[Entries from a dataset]
┌──

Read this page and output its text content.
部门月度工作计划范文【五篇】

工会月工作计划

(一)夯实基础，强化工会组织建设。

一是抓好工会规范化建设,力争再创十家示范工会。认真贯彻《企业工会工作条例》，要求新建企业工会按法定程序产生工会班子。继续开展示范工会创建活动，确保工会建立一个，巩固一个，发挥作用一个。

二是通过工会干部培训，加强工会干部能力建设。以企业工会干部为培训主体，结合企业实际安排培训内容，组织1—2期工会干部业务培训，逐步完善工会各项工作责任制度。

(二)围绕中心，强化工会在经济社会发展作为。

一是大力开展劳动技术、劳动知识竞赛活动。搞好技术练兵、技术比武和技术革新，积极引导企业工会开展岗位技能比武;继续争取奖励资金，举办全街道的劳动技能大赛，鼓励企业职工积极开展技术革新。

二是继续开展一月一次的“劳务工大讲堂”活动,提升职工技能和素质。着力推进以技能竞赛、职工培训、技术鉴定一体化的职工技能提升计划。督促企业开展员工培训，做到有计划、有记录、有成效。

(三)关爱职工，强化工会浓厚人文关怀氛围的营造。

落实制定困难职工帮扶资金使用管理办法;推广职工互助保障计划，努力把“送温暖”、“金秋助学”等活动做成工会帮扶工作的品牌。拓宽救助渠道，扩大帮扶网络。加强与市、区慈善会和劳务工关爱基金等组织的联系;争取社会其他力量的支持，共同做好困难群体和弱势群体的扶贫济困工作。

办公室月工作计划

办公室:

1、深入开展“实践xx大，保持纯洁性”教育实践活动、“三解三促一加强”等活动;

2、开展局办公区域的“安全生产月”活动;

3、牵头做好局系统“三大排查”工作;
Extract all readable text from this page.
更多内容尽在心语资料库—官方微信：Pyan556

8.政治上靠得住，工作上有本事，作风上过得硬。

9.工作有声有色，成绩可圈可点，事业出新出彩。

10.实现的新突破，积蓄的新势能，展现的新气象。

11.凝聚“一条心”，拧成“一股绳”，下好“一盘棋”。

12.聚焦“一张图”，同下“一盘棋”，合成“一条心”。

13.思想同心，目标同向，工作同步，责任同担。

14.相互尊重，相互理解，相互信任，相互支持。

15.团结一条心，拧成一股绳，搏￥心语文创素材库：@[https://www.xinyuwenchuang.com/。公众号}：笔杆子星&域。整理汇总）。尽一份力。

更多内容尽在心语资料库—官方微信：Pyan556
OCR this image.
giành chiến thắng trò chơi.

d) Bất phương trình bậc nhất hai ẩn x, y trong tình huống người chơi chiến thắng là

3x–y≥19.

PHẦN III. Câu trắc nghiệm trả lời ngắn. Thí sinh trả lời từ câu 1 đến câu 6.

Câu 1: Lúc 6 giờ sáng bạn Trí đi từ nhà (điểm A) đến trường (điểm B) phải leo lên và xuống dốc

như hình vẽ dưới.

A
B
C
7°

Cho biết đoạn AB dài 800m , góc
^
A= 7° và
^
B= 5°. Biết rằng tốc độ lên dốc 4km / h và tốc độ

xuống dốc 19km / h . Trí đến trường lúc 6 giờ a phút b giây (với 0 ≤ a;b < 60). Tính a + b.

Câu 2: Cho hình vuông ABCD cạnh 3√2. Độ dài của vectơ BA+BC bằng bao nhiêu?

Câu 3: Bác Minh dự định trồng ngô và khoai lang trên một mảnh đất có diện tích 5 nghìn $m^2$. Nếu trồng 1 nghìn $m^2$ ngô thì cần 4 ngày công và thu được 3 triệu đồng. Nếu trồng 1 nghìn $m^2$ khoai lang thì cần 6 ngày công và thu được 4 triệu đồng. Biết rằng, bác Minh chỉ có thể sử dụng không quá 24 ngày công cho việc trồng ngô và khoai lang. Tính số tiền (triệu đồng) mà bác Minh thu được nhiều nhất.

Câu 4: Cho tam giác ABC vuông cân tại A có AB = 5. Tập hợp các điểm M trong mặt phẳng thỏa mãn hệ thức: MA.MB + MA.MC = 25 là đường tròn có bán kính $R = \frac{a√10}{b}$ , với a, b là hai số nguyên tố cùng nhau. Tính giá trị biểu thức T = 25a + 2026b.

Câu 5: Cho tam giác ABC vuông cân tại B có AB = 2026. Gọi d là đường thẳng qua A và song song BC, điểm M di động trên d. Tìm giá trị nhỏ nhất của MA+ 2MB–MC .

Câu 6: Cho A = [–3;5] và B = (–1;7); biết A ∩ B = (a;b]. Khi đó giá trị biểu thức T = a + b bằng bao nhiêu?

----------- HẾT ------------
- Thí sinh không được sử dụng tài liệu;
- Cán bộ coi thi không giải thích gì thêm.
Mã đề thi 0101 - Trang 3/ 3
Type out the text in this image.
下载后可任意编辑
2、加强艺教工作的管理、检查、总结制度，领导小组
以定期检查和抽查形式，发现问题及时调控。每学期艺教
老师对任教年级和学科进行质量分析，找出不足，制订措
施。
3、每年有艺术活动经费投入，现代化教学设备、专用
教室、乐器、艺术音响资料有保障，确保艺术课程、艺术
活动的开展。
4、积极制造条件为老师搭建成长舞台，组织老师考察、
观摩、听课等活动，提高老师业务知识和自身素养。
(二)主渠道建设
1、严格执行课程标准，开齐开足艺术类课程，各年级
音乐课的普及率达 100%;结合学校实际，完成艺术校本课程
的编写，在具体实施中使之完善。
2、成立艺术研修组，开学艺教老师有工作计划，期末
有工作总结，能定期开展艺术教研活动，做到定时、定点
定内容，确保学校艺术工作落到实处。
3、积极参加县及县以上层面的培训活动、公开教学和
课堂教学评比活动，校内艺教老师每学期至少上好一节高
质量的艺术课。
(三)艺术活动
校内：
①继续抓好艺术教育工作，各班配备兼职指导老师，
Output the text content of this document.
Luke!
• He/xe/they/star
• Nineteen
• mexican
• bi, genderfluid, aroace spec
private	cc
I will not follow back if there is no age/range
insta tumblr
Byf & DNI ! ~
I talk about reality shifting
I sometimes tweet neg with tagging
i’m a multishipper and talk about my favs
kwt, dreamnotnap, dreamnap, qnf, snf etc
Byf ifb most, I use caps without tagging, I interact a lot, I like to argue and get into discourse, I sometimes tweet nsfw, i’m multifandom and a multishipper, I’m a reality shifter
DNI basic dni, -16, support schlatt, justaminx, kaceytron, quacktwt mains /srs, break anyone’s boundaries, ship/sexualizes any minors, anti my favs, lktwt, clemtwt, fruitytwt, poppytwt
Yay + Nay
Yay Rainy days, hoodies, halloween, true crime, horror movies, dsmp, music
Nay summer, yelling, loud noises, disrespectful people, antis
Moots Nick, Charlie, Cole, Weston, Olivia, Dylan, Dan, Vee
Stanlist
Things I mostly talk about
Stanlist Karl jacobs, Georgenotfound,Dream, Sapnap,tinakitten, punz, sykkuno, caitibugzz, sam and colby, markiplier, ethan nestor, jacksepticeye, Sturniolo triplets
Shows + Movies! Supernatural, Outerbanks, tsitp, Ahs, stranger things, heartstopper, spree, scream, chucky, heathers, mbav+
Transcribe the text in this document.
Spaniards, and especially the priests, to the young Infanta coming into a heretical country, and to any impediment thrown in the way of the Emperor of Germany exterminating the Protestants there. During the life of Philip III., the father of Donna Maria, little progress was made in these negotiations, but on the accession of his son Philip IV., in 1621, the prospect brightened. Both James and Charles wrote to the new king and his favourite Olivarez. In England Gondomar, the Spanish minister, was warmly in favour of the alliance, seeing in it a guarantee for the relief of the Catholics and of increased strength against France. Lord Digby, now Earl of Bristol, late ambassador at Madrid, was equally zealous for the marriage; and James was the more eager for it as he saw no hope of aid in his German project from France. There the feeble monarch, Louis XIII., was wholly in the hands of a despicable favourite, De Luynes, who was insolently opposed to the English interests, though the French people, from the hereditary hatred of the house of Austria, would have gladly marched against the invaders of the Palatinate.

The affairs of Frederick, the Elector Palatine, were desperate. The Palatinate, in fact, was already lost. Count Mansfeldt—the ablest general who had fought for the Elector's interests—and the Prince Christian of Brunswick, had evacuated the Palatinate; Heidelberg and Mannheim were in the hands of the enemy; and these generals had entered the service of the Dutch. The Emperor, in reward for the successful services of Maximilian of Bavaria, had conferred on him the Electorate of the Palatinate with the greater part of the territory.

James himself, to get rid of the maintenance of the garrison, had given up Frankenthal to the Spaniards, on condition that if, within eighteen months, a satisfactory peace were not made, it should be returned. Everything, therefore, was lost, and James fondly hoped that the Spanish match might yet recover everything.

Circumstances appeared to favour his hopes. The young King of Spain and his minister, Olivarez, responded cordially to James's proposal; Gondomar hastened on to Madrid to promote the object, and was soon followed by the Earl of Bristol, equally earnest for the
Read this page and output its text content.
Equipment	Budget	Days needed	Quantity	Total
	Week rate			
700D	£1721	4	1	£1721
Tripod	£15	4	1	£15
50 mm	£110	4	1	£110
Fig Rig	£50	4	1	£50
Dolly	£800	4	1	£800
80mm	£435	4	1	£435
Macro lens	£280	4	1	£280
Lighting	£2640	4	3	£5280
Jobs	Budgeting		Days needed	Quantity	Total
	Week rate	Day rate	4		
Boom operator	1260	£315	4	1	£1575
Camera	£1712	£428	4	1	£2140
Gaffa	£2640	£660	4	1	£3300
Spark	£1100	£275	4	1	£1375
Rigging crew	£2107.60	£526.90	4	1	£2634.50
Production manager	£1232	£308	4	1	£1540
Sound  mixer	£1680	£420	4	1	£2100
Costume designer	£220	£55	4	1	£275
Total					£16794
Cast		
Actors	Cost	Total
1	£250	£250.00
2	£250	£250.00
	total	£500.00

└──

EXERCISE DESCRIPTION = Compute the number of lines above that contain the string "Tính". Reply with that value only.

REPLY = 3